CHALLENGE:
Each line that follows is to be retyped exactly.

#### DATASET ENTRIES

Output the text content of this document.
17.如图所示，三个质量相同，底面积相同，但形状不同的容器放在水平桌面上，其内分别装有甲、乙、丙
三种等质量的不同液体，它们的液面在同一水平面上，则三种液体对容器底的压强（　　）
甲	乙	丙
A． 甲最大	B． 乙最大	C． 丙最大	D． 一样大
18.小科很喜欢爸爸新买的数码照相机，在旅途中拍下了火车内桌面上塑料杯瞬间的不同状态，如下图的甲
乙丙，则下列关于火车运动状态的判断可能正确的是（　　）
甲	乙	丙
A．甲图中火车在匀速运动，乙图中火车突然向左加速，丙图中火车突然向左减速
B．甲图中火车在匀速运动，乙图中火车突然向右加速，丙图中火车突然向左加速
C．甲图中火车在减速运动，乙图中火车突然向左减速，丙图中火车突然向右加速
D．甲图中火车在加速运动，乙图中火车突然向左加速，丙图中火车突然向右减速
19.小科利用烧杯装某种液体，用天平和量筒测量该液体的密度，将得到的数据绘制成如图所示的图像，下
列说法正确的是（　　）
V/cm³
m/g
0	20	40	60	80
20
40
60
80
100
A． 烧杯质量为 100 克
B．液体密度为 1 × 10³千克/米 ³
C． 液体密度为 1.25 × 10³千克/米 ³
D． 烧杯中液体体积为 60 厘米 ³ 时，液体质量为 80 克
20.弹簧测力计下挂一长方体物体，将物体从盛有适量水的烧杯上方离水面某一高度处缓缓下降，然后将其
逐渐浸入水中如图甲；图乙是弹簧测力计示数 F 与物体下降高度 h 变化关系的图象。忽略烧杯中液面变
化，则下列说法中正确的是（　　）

########

THE SOLUTION:
Output the text content of this document.
17.如图所示，三个质量相同，底面积相同，但形状不同的容器放在水平桌面上，其内分别装有甲、乙、丙
三种等质量的不同液体，它们的液面在同一水平面上，则三种液体对容器底的压强（　　）
甲	乙	丙
A． 甲最大	B． 乙最大	C． 丙最大	D． 一样大
18.小科很喜欢爸爸新买的数码照相机，在旅途中拍下了火车内桌面上塑料杯瞬间的不同状态，如下图的甲
乙丙，则下列关于火车运动状态的判断可能正确的是（　　）
甲	乙	丙
A．甲图中火车在匀速运动，乙图中火车突然向左加速，丙图中火车突然向左减速
B．甲图中火车在匀速运动，乙图中火车突然向右加速，丙图中火车突然向左加速
C．甲图中火车在减速运动，乙图中火车突然向左减速，丙图中火车突然向右加速
D．甲图中火车在加速运动，乙图中火车突然向左加速，丙图中火车突然向右减速
19.小科利用烧杯装某种液体，用天平和量筒测量该液体的密度，将得到的数据绘制成如图所示的图像，下
列说法正确的是（　　）
V/cm³
m/g
0	20	40	60	80
20
40
60
80
100
A． 烧杯质量为 100 克
B．液体密度为 1 × 10³千克/米 ³
C． 液体密度为 1.25 × 10³千克/米 ³
D． 烧杯中液体体积为 60 厘米 ³ 时，液体质量为 80 克
20.弹簧测力计下挂一长方体物体，将物体从盛有适量水的烧杯上方离水面某一高度处缓缓下降，然后将其
逐渐浸入水中如图甲；图乙是弹簧测力计示数 F 与物体下降高度 h 变化关系的图象。忽略烧杯中液面变
化，则下列说法中正确的是（　　）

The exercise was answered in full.